(Items from a figure collection)
────────────────────────────────────────

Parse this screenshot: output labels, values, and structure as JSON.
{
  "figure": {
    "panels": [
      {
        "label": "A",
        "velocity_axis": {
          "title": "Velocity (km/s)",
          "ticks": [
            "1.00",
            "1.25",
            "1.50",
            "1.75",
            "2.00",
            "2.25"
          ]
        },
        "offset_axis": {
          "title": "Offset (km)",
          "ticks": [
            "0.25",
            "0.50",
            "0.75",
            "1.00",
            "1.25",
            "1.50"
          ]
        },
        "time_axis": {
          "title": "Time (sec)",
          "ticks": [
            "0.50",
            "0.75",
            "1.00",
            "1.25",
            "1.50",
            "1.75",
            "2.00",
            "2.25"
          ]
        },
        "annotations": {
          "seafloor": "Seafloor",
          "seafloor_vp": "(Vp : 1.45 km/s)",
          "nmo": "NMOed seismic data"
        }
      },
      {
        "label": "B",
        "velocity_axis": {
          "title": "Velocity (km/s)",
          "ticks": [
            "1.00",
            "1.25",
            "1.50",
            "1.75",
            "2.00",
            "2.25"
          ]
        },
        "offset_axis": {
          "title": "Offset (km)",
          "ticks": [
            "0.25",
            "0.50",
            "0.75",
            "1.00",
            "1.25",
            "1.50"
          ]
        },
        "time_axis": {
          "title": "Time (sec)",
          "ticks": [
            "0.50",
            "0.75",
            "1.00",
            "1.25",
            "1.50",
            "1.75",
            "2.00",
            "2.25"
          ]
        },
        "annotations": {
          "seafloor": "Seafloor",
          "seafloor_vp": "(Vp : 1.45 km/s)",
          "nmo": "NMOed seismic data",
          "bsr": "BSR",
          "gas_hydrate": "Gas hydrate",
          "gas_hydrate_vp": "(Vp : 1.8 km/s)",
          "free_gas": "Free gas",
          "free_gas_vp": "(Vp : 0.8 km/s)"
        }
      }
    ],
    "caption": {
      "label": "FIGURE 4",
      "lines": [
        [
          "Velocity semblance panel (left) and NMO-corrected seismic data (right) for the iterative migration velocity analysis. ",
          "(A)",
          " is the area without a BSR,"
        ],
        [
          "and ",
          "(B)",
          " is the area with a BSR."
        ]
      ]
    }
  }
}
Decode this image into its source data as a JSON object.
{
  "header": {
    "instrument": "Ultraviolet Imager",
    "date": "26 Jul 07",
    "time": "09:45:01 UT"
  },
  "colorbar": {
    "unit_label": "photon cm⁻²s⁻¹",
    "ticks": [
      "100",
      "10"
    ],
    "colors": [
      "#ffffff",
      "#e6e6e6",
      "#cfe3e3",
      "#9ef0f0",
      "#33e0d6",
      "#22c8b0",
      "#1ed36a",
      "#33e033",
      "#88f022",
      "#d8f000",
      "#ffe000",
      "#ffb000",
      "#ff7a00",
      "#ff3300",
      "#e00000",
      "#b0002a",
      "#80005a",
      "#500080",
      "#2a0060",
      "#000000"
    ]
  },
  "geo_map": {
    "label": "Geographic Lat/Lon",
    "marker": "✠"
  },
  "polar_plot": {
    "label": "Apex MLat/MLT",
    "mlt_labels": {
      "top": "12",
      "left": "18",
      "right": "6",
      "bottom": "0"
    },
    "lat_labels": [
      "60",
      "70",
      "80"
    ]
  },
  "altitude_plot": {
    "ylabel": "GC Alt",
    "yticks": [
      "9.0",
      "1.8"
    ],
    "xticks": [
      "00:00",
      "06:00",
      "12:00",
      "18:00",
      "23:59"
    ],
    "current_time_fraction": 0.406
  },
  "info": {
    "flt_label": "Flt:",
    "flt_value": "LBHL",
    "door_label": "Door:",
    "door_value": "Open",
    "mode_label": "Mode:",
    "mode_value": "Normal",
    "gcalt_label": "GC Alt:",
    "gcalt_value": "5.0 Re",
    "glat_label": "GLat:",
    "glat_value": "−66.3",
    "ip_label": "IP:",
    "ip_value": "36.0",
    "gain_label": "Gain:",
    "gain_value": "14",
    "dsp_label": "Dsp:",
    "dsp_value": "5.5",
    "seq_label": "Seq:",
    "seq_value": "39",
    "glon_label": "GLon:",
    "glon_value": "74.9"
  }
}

────────────────────────────────────────

### TASK TO CARRY OUT
Copy out the whole listing exactly.

### EXERCISE RESPONSE
Parse this screenshot: output labels, values, and structure as JSON.
{
  "figure": {
    "panels": [
      {
        "label": "A",
        "velocity_axis": {
          "title": "Velocity (km/s)",
          "ticks": [
            "1.00",
            "1.25",
            "1.50",
            "1.75",
            "2.00",
            "2.25"
          ]
        },
        "offset_axis": {
          "title": "Offset (km)",
          "ticks": [
            "0.25",
            "0.50",
            "0.75",
            "1.00",
            "1.25",
            "1.50"
          ]
        },
        "time_axis": {
          "title": "Time (sec)",
          "ticks": [
            "0.50",
            "0.75",
            "1.00",
            "1.25",
            "1.50",
            "1.75",
            "2.00",
            "2.25"
          ]
        },
        "annotations": {
          "seafloor": "Seafloor",
          "seafloor_vp": "(Vp : 1.45 km/s)",
          "nmo": "NMOed seismic data"
        }
      },
      {
        "label": "B",
        "velocity_axis": {
          "title": "Velocity (km/s)",
          "ticks": [
            "1.00",
            "1.25",
            "1.50",
            "1.75",
            "2.00",
            "2.25"
          ]
        },
        "offset_axis": {
          "title": "Offset (km)",
          "ticks": [
            "0.25",
            "0.50",
            "0.75",
            "1.00",
            "1.25",
            "1.50"
          ]
        },
        "time_axis": {
          "title": "Time (sec)",
          "ticks": [
            "0.50",
            "0.75",
            "1.00",
            "1.25",
            "1.50",
            "1.75",
            "2.00",
            "2.25"
          ]
        },
        "annotations": {
          "seafloor": "Seafloor",
          "seafloor_vp": "(Vp : 1.45 km/s)",
          "nmo": "NMOed seismic data",
          "bsr": "BSR",
          "gas_hydrate": "Gas hydrate",
          "gas_hydrate_vp": "(Vp : 1.8 km/s)",
          "free_gas": "Free gas",
          "free_gas_vp": "(Vp : 0.8 km/s)"
        }
      }
    ],
    "caption": {
      "label": "FIGURE 4",
      "lines": [
        [
          "Velocity semblance panel (left) and NMO-corrected seismic data (right) for the iterative migration velocity analysis. ",
          "(A)",
          " is the area without a BSR,"
        ],
        [
          "and ",
          "(B)",
          " is the area with a BSR."
        ]
      ]
    }
  }
}
Decode this image into its source data as a JSON object.
{
  "header": {
    "instrument": "Ultraviolet Imager",
    "date": "26 Jul 07",
    "time": "09:45:01 UT"
  },
  "colorbar": {
    "unit_label": "photon cm⁻²s⁻¹",
    "ticks": [
      "100",
      "10"
    ],
    "colors": [
      "#ffffff",
      "#e6e6e6",
      "#cfe3e3",
      "#9ef0f0",
      "#33e0d6",
      "#22c8b0",
      "#1ed36a",
      "#33e033",
      "#88f022",
      "#d8f000",
      "#ffe000",
      "#ffb000",
      "#ff7a00",
      "#ff3300",
      "#e00000",
      "#b0002a",
      "#80005a",
      "#500080",
      "#2a0060",
      "#000000"
    ]
  },
  "geo_map": {
    "label": "Geographic Lat/Lon",
    "marker": "✠"
  },
  "polar_plot": {
    "label": "Apex MLat/MLT",
    "mlt_labels": {
      "top": "12",
      "left": "18",
      "right": "6",
      "bottom": "0"
    },
    "lat_labels": [
      "60",
      "70",
      "80"
    ]
  },
  "altitude_plot": {
    "ylabel": "GC Alt",
    "yticks": [
      "9.0",
      "1.8"
    ],
    "xticks": [
      "00:00",
      "06:00",
      "12:00",
      "18:00",
      "23:59"
    ],
    "current_time_fraction": 0.406
  },
  "info": {
    "flt_label": "Flt:",
    "flt_value": "LBHL",
    "door_label": "Door:",
    "door_value": "Open",
    "mode_label": "Mode:",
    "mode_value": "Normal",
    "gcalt_label": "GC Alt:",
    "gcalt_value": "5.0 Re",
    "glat_label": "GLat:",
    "glat_value": "−66.3",
    "ip_label": "IP:",
    "ip_value": "36.0",
    "gain_label": "Gain:",
    "gain_value": "14",
    "dsp_label": "Dsp:",
    "dsp_value": "5.5",
    "seq_label": "Seq:",
    "seq_value": "39",
    "glon_label": "GLon:",
    "glon_value": "74.9"
  }
}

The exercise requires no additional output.